[Set task] Every line of the records must be repeated exactly; pictures stay out.

[Dataset excerpt]

┌────────

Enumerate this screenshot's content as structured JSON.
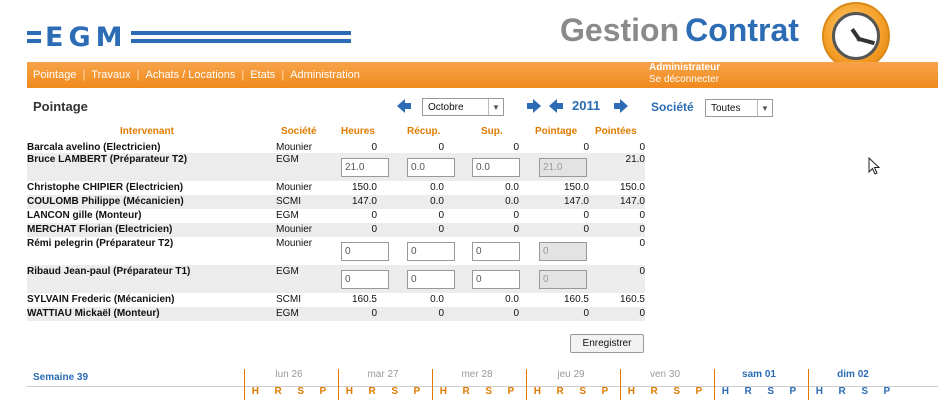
{
  "header": {
    "logo_text": "EGM",
    "brand_gestion": "Gestion",
    "brand_contrat": "Contrat",
    "user_role": "Administrateur",
    "logout": "Se déconnecter"
  },
  "nav": [
    "Pointage",
    "Travaux",
    "Achats / Locations",
    "Etats",
    "Administration"
  ],
  "toolbar": {
    "title": "Pointage",
    "month": "Octobre",
    "year": "2011",
    "societe_label": "Société",
    "societe_value": "Toutes"
  },
  "table": {
    "headers": [
      "Intervenant",
      "Société",
      "Heures",
      "Récup.",
      "Sup.",
      "Pointage",
      "Pointées"
    ],
    "rows": [
      {
        "name": "Barcala avelino (Electricien)",
        "soc": "Mounier",
        "heures": "0",
        "recup": "0",
        "sup": "0",
        "pointage": "0",
        "pointees": "0"
      },
      {
        "name": "Bruce LAMBERT (Préparateur T2)",
        "soc": "EGM",
        "heures": "21.0",
        "recup": "0.0",
        "sup": "0.0",
        "pointage": "21.0",
        "pointees": "21.0"
      },
      {
        "name": "Christophe CHIPIER (Electricien)",
        "soc": "Mounier",
        "heures": "150.0",
        "recup": "0.0",
        "sup": "0.0",
        "pointage": "150.0",
        "pointees": "150.0"
      },
      {
        "name": "COULOMB Philippe (Mécanicien)",
        "soc": "SCMI",
        "heures": "147.0",
        "recup": "0.0",
        "sup": "0.0",
        "pointage": "147.0",
        "pointees": "147.0"
      },
      {
        "name": "LANCON gille (Monteur)",
        "soc": "EGM",
        "heures": "0",
        "recup": "0",
        "sup": "0",
        "pointage": "0",
        "pointees": "0"
      },
      {
        "name": "MERCHAT Florian (Electricien)",
        "soc": "Mounier",
        "heures": "0",
        "recup": "0",
        "sup": "0",
        "pointage": "0",
        "pointees": "0"
      },
      {
        "name": "Rémi pelegrin (Préparateur T2)",
        "soc": "Mounier",
        "heures": "0",
        "recup": "0",
        "sup": "0",
        "pointage": "0",
        "pointees": "0"
      },
      {
        "name": "Ribaud Jean-paul (Préparateur T1)",
        "soc": "EGM",
        "heures": "0",
        "recup": "0",
        "sup": "0",
        "pointage": "0",
        "pointees": "0"
      },
      {
        "name": "SYLVAIN Frederic (Mécanicien)",
        "soc": "SCMI",
        "heures": "160.5",
        "recup": "0.0",
        "sup": "0.0",
        "pointage": "160.5",
        "pointees": "160.5"
      },
      {
        "name": "WATTIAU Mickaël (Monteur)",
        "soc": "EGM",
        "heures": "0",
        "recup": "0",
        "sup": "0",
        "pointage": "0",
        "pointees": "0"
      }
    ],
    "save_label": "Enregistrer"
  },
  "week": {
    "label": "Semaine 39",
    "days": [
      "lun 26",
      "mar 27",
      "mer 28",
      "jeu 29",
      "ven 30",
      "sam 01",
      "dim 02"
    ],
    "cols": [
      "H",
      "R",
      "S",
      "P"
    ]
  }
}
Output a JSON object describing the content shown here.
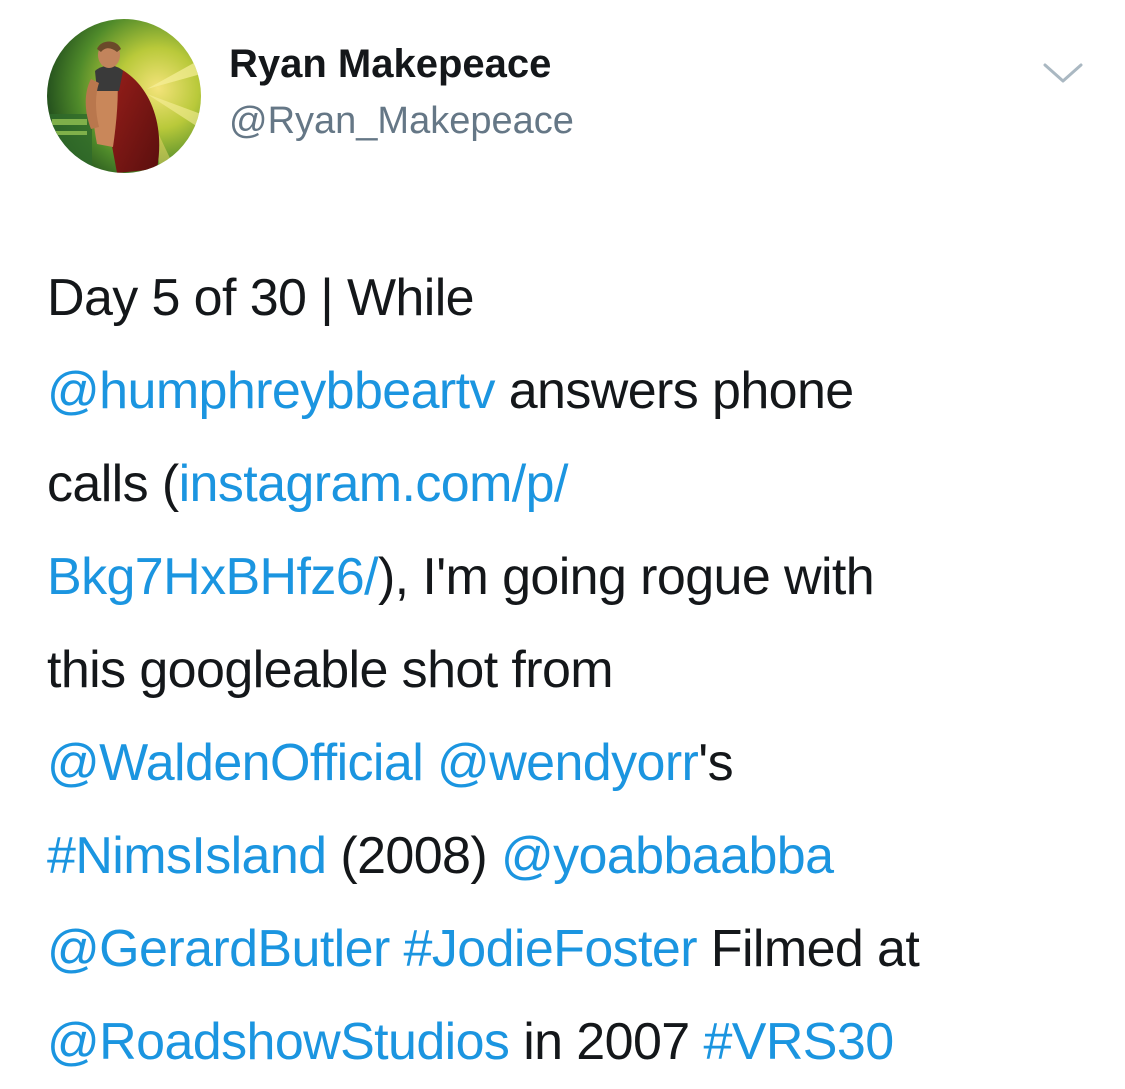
{
  "author": {
    "name": "Ryan Makepeace",
    "handle": "@Ryan_Makepeace"
  },
  "menu": {
    "icon": "chevron-down-icon"
  },
  "tweet": {
    "lines": [
      [
        {
          "type": "text",
          "text": "Day 5 of 30 | While"
        }
      ],
      [
        {
          "type": "mention",
          "text": "@humphreybbeartv"
        },
        {
          "type": "text",
          "text": " answers phone"
        }
      ],
      [
        {
          "type": "text",
          "text": "calls ("
        },
        {
          "type": "url",
          "text": "instagram.com/p/"
        }
      ],
      [
        {
          "type": "url",
          "text": "Bkg7HxBHfz6/"
        },
        {
          "type": "text",
          "text": "), I'm going rogue with"
        }
      ],
      [
        {
          "type": "text",
          "text": "this googleable shot from"
        }
      ],
      [
        {
          "type": "mention",
          "text": "@WaldenOfficial"
        },
        {
          "type": "text",
          "text": " "
        },
        {
          "type": "mention",
          "text": "@wendyorr"
        },
        {
          "type": "text",
          "text": "'s"
        }
      ],
      [
        {
          "type": "hashtag",
          "text": "#NimsIsland"
        },
        {
          "type": "text",
          "text": " (2008) "
        },
        {
          "type": "mention",
          "text": "@yoabbaabba"
        }
      ],
      [
        {
          "type": "mention",
          "text": "@GerardButler"
        },
        {
          "type": "text",
          "text": " "
        },
        {
          "type": "hashtag",
          "text": "#JodieFoster"
        },
        {
          "type": "text",
          "text": " Filmed at"
        }
      ],
      [
        {
          "type": "mention",
          "text": "@RoadshowStudios"
        },
        {
          "type": "text",
          "text": " in 2007 "
        },
        {
          "type": "hashtag",
          "text": "#VRS30"
        }
      ]
    ]
  },
  "colors": {
    "text": "#14171a",
    "secondary": "#657786",
    "link": "#1b95e0",
    "chevron": "#aab8c2"
  }
}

└────────

[Complete response]
Enumerate this screenshot's content as structured JSON.
{
  "header": {
    "logo_text": "EGM",
    "brand_gestion": "Gestion",
    "brand_contrat": "Contrat",
    "user_role": "Administrateur",
    "logout": "Se déconnecter"
  },
  "nav": [
    "Pointage",
    "Travaux",
    "Achats / Locations",
    "Etats",
    "Administration"
  ],
  "toolbar": {
    "title": "Pointage",
    "month": "Octobre",
    "year": "2011",
    "societe_label": "Société",
    "societe_value": "Toutes"
  },
  "table": {
    "headers": [
      "Intervenant",
      "Société",
      "Heures",
      "Récup.",
      "Sup.",
      "Pointage",
      "Pointées"
    ],
    "rows": [
      {
        "name": "Barcala avelino (Electricien)",
        "soc": "Mounier",
        "heures": "0",
        "recup": "0",
        "sup": "0",
        "pointage": "0",
        "pointees": "0"
      },
      {
        "name": "Bruce LAMBERT (Préparateur T2)",
        "soc": "EGM",
        "heures": "21.0",
        "recup": "0.0",
        "sup": "0.0",
        "pointage": "21.0",
        "pointees": "21.0"
      },
      {
        "name": "Christophe CHIPIER (Electricien)",
        "soc": "Mounier",
        "heures": "150.0",
        "recup": "0.0",
        "sup": "0.0",
        "pointage": "150.0",
        "pointees": "150.0"
      },
      {
        "name": "COULOMB Philippe (Mécanicien)",
        "soc": "SCMI",
        "heures": "147.0",
        "recup": "0.0",
        "sup": "0.0",
        "pointage": "147.0",
        "pointees": "147.0"
      },
      {
        "name": "LANCON gille (Monteur)",
        "soc": "EGM",
        "heures": "0",
        "recup": "0",
        "sup": "0",
        "pointage": "0",
        "pointees": "0"
      },
      {
        "name": "MERCHAT Florian (Electricien)",
        "soc": "Mounier",
        "heures": "0",
        "recup": "0",
        "sup": "0",
        "pointage": "0",
        "pointees": "0"
      },
      {
        "name": "Rémi pelegrin (Préparateur T2)",
        "soc": "Mounier",
        "heures": "0",
        "recup": "0",
        "sup": "0",
        "pointage": "0",
        "pointees": "0"
      },
      {
        "name": "Ribaud Jean-paul (Préparateur T1)",
        "soc": "EGM",
        "heures": "0",
        "recup": "0",
        "sup": "0",
        "pointage": "0",
        "pointees": "0"
      },
      {
        "name": "SYLVAIN Frederic (Mécanicien)",
        "soc": "SCMI",
        "heures": "160.5",
        "recup": "0.0",
        "sup": "0.0",
        "pointage": "160.5",
        "pointees": "160.5"
      },
      {
        "name": "WATTIAU Mickaël (Monteur)",
        "soc": "EGM",
        "heures": "0",
        "recup": "0",
        "sup": "0",
        "pointage": "0",
        "pointees": "0"
      }
    ],
    "save_label": "Enregistrer"
  },
  "week": {
    "label": "Semaine 39",
    "days": [
      "lun 26",
      "mar 27",
      "mer 28",
      "jeu 29",
      "ven 30",
      "sam 01",
      "dim 02"
    ],
    "cols": [
      "H",
      "R",
      "S",
      "P"
    ]
  }
}
Output a JSON object describing the content shown here.
{
  "author": {
    "name": "Ryan Makepeace",
    "handle": "@Ryan_Makepeace"
  },
  "menu": {
    "icon": "chevron-down-icon"
  },
  "tweet": {
    "lines": [
      [
        {
          "type": "text",
          "text": "Day 5 of 30 | While"
        }
      ],
      [
        {
          "type": "mention",
          "text": "@humphreybbeartv"
        },
        {
          "type": "text",
          "text": " answers phone"
        }
      ],
      [
        {
          "type": "text",
          "text": "calls ("
        },
        {
          "type": "url",
          "text": "instagram.com/p/"
        }
      ],
      [
        {
          "type": "url",
          "text": "Bkg7HxBHfz6/"
        },
        {
          "type": "text",
          "text": "), I'm going rogue with"
        }
      ],
      [
        {
          "type": "text",
          "text": "this googleable shot from"
        }
      ],
      [
        {
          "type": "mention",
          "text": "@WaldenOfficial"
        },
        {
          "type": "text",
          "text": " "
        },
        {
          "type": "mention",
          "text": "@wendyorr"
        },
        {
          "type": "text",
          "text": "'s"
        }
      ],
      [
        {
          "type": "hashtag",
          "text": "#NimsIsland"
        },
        {
          "type": "text",
          "text": " (2008) "
        },
        {
          "type": "mention",
          "text": "@yoabbaabba"
        }
      ],
      [
        {
          "type": "mention",
          "text": "@GerardButler"
        },
        {
          "type": "text",
          "text": " "
        },
        {
          "type": "hashtag",
          "text": "#JodieFoster"
        },
        {
          "type": "text",
          "text": " Filmed at"
        }
      ],
      [
        {
          "type": "mention",
          "text": "@RoadshowStudios"
        },
        {
          "type": "text",
          "text": " in 2007 "
        },
        {
          "type": "hashtag",
          "text": "#VRS30"
        }
      ]
    ]
  },
  "colors": {
    "text": "#14171a",
    "secondary": "#657786",
    "link": "#1b95e0",
    "chevron": "#aab8c2"
  }
}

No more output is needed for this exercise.